**Problem requirements:** Examine the entries and show every line in which the word "screenshot" is found.

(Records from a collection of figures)
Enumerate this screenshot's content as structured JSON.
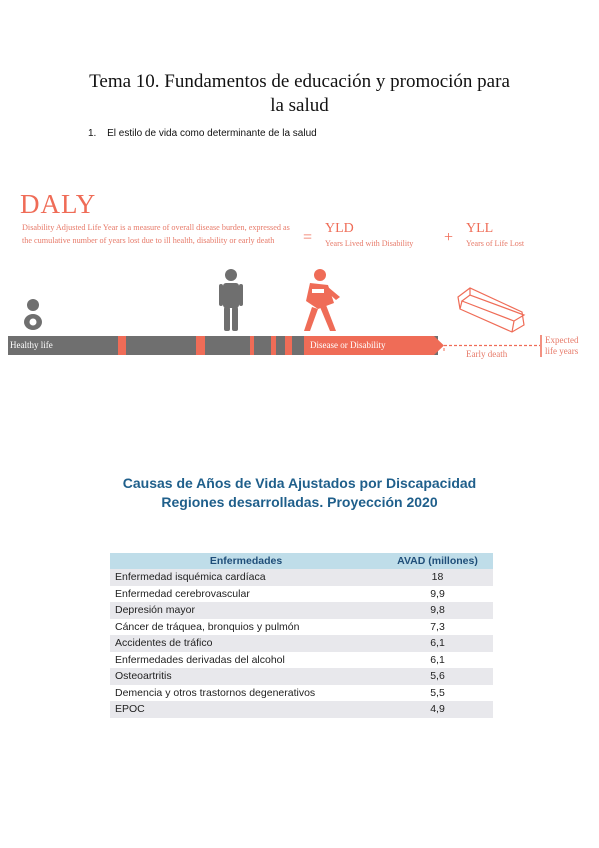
{
  "document": {
    "title_line1": "Tema 10. Fundamentos de educación y promoción para",
    "title_line2": "la salud",
    "section_number": "1.",
    "section_title": "El estilo de vida como determinante de la salud"
  },
  "daly_infographic": {
    "title": "DALY",
    "description": "Disability Adjusted Life Year is a measure of overall disease burden, expressed as the cumulative number of years lost due to ill health, disability or early death",
    "equals": "=",
    "plus": "+",
    "yld": "YLD",
    "yld_full": "Years Lived with Disability",
    "yll": "YLL",
    "yll_full": "Years of Life Lost",
    "bar_left_label": "Healthy life",
    "bar_right_label": "Disease or Disability",
    "early_death_label": "Early death",
    "expected_line1": "Expected",
    "expected_line2": "life years",
    "icons": [
      "baby-icon",
      "person-icon",
      "disabled-person-icon",
      "coffin-icon"
    ],
    "colors": {
      "accent": "#ef6c57",
      "bar_gray": "#6f6f6f"
    }
  },
  "table_section": {
    "heading_line1": "Causas de Años de Vida Ajustados por Discapacidad",
    "heading_line2": "Regiones desarrolladas. Proyección 2020",
    "columns": [
      "Enfermedades",
      "AVAD (millones)"
    ],
    "rows": [
      [
        "Enfermedad isquémica cardíaca",
        "18"
      ],
      [
        "Enfermedad cerebrovascular",
        "9,9"
      ],
      [
        "Depresión mayor",
        "9,8"
      ],
      [
        "Cáncer de tráquea, bronquios y pulmón",
        "7,3"
      ],
      [
        "Accidentes de tráfico",
        "6,1"
      ],
      [
        "Enfermedades derivadas del alcohol",
        "6,1"
      ],
      [
        "Osteoartritis",
        "5,6"
      ],
      [
        "Demencia y otros trastornos degenerativos",
        "5,5"
      ],
      [
        "EPOC",
        "4,9"
      ]
    ],
    "colors": {
      "header_bg": "#bfdde9",
      "header_text": "#1f4e79",
      "heading_text": "#1f5f8b"
    }
  }
}
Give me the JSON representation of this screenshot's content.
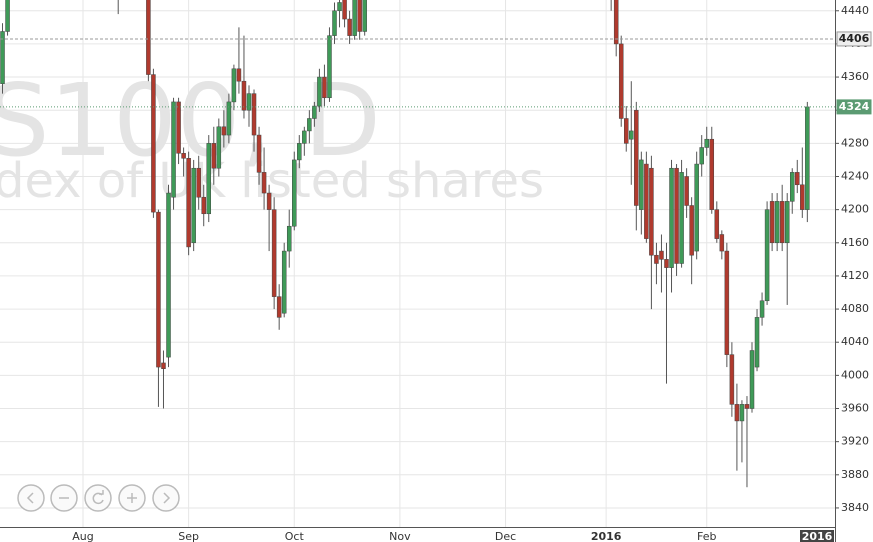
{
  "chart_data": {
    "type": "candlestick",
    "watermark": [
      "S100, D",
      "dex of UK listed shares"
    ],
    "categories": [
      null,
      null,
      null,
      null,
      null,
      null,
      null,
      null,
      null,
      null,
      null,
      null,
      null,
      null,
      null,
      null,
      "Aug",
      null,
      null,
      null,
      null,
      null,
      null,
      null,
      null,
      null,
      null,
      null,
      null,
      null,
      null,
      null,
      null,
      null,
      null,
      null,
      null,
      "Sep",
      null,
      null,
      null,
      null,
      null,
      null,
      null,
      null,
      null,
      null,
      null,
      null,
      null,
      null,
      null,
      null,
      null,
      null,
      null,
      null,
      "Oct",
      null,
      null,
      null,
      null,
      null,
      null,
      null,
      null,
      null,
      null,
      null,
      null,
      null,
      null,
      null,
      null,
      null,
      null,
      null,
      null,
      "Nov",
      null,
      null,
      null,
      null,
      null,
      null,
      null,
      null,
      null,
      null,
      null,
      null,
      null,
      null,
      null,
      null,
      null,
      null,
      null,
      null,
      "Dec",
      null,
      null,
      null,
      null,
      null,
      null,
      null,
      null,
      null,
      null,
      null,
      null,
      null,
      null,
      null,
      null,
      null,
      null,
      null,
      "2016",
      null,
      null,
      null,
      null,
      null,
      null,
      null,
      null,
      null,
      null,
      null,
      null,
      null,
      null,
      null,
      null,
      null,
      null,
      null,
      "Feb",
      null,
      null,
      null,
      null,
      null,
      null,
      null,
      null,
      null,
      null,
      null,
      null,
      null,
      null,
      null,
      null,
      null,
      null,
      null,
      null,
      null,
      null,
      null,
      null,
      null
    ],
    "ohlc": [
      [
        4352,
        4425,
        4340,
        4415
      ],
      [
        4415,
        4470,
        4410,
        4460
      ],
      null,
      null,
      null,
      null,
      null,
      null,
      null,
      null,
      null,
      null,
      null,
      null,
      null,
      null,
      null,
      null,
      null,
      null,
      null,
      null,
      null,
      [
        4475,
        4480,
        4436,
        4460
      ],
      null,
      null,
      null,
      null,
      null,
      [
        4470,
        4480,
        4355,
        4363
      ],
      [
        4363,
        4370,
        4190,
        4197
      ],
      [
        4197,
        4200,
        3962,
        4010
      ],
      [
        4015,
        4030,
        3960,
        4008
      ],
      [
        4022,
        4230,
        4010,
        4220
      ],
      [
        4215,
        4335,
        4200,
        4330
      ],
      [
        4330,
        4335,
        4255,
        4268
      ],
      [
        4268,
        4275,
        4240,
        4262
      ],
      [
        4262,
        4270,
        4145,
        4155
      ],
      [
        4160,
        4260,
        4150,
        4250
      ],
      [
        4250,
        4265,
        4200,
        4215
      ],
      [
        4215,
        4230,
        4180,
        4195
      ],
      [
        4195,
        4290,
        4185,
        4280
      ],
      [
        4280,
        4300,
        4230,
        4250
      ],
      [
        4250,
        4310,
        4240,
        4300
      ],
      [
        4300,
        4320,
        4275,
        4290
      ],
      [
        4290,
        4340,
        4280,
        4330
      ],
      [
        4330,
        4375,
        4320,
        4370
      ],
      [
        4370,
        4420,
        4340,
        4355
      ],
      [
        4355,
        4410,
        4310,
        4320
      ],
      [
        4320,
        4350,
        4300,
        4340
      ],
      [
        4340,
        4345,
        4270,
        4290
      ],
      [
        4290,
        4300,
        4230,
        4245
      ],
      [
        4245,
        4275,
        4200,
        4220
      ],
      [
        4220,
        4230,
        4150,
        4200
      ],
      [
        4200,
        4215,
        4080,
        4095
      ],
      [
        4095,
        4110,
        4055,
        4070
      ],
      [
        4075,
        4160,
        4070,
        4150
      ],
      [
        4150,
        4200,
        4130,
        4180
      ],
      [
        4180,
        4270,
        4175,
        4260
      ],
      [
        4260,
        4290,
        4250,
        4280
      ],
      [
        4280,
        4300,
        4265,
        4295
      ],
      [
        4295,
        4320,
        4280,
        4310
      ],
      [
        4310,
        4330,
        4300,
        4325
      ],
      [
        4325,
        4370,
        4318,
        4360
      ],
      [
        4360,
        4375,
        4325,
        4335
      ],
      [
        4335,
        4420,
        4330,
        4410
      ],
      [
        4410,
        4450,
        4400,
        4440
      ],
      [
        4440,
        4460,
        4420,
        4450
      ],
      [
        4455,
        4470,
        4420,
        4430
      ],
      [
        4430,
        4440,
        4400,
        4410
      ],
      [
        4410,
        4470,
        4405,
        4460
      ],
      [
        4460,
        4470,
        4405,
        4415
      ],
      [
        4415,
        4470,
        4410,
        4460
      ],
      null,
      null,
      null,
      null,
      null,
      null,
      null,
      null,
      null,
      null,
      null,
      null,
      null,
      null,
      null,
      null,
      null,
      null,
      null,
      null,
      null,
      null,
      null,
      null,
      null,
      null,
      null,
      null,
      null,
      null,
      null,
      null,
      null,
      null,
      null,
      null,
      null,
      null,
      null,
      null,
      null,
      null,
      null,
      null,
      null,
      null,
      null,
      null,
      [
        4500,
        4510,
        4440,
        4460
      ],
      [
        4460,
        4470,
        4385,
        4400
      ],
      [
        4400,
        4410,
        4300,
        4310
      ],
      [
        4310,
        4325,
        4270,
        4280
      ],
      [
        4285,
        4355,
        4230,
        4295
      ],
      [
        4320,
        4330,
        4175,
        4205
      ],
      [
        4200,
        4270,
        4170,
        4260
      ],
      [
        4255,
        4270,
        4160,
        4165
      ],
      [
        4250,
        4265,
        4080,
        4145
      ],
      [
        4145,
        4160,
        4110,
        4135
      ],
      [
        4150,
        4170,
        4100,
        4140
      ],
      [
        4140,
        4160,
        3990,
        4130
      ],
      [
        4130,
        4260,
        4100,
        4250
      ],
      [
        4250,
        4255,
        4120,
        4135
      ],
      [
        4135,
        4260,
        4130,
        4245
      ],
      [
        4240,
        4250,
        4190,
        4205
      ],
      [
        4205,
        4215,
        4110,
        4145
      ],
      [
        4150,
        4270,
        4140,
        4255
      ],
      [
        4255,
        4290,
        4240,
        4275
      ],
      [
        4275,
        4300,
        4265,
        4285
      ],
      [
        4285,
        4300,
        4195,
        4200
      ],
      [
        4200,
        4210,
        4160,
        4165
      ],
      [
        4170,
        4175,
        4140,
        4150
      ],
      [
        4150,
        4160,
        4010,
        4025
      ],
      [
        4025,
        4040,
        3950,
        3965
      ],
      [
        3965,
        3990,
        3885,
        3945
      ],
      [
        3945,
        3970,
        3895,
        3965
      ],
      [
        3965,
        3975,
        3865,
        3960
      ],
      [
        3960,
        4040,
        3955,
        4030
      ],
      [
        4010,
        4080,
        4005,
        4070
      ],
      [
        4070,
        4100,
        4060,
        4090
      ],
      [
        4090,
        4210,
        4085,
        4200
      ],
      [
        4210,
        4220,
        4150,
        4160
      ],
      [
        4160,
        4220,
        4150,
        4210
      ],
      [
        4210,
        4230,
        4150,
        4160
      ],
      [
        4160,
        4220,
        4085,
        4210
      ],
      [
        4210,
        4250,
        4195,
        4245
      ],
      [
        4245,
        4260,
        4220,
        4230
      ],
      [
        4230,
        4275,
        4190,
        4200
      ],
      [
        4200,
        4330,
        4185,
        4324
      ],
      null,
      null,
      null,
      null,
      null
    ],
    "up_color": "#3f9a58",
    "down_color": "#b03a2e",
    "ylim": [
      3817,
      4453
    ],
    "yticks": [
      3840,
      3880,
      3920,
      3960,
      4000,
      4040,
      4080,
      4120,
      4160,
      4200,
      4240,
      4280,
      4320,
      4360,
      4400,
      4440
    ],
    "grid": true,
    "price_lines": [
      {
        "value": 4406,
        "color": "#9a9a9a"
      },
      {
        "value": 4324,
        "color": "#5b9b72"
      }
    ],
    "current_date_label": "2016"
  }
}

**Solution:**
Enumerate this screenshot's content as structured JSON.
Give me the JSON representation of this screenshot's content.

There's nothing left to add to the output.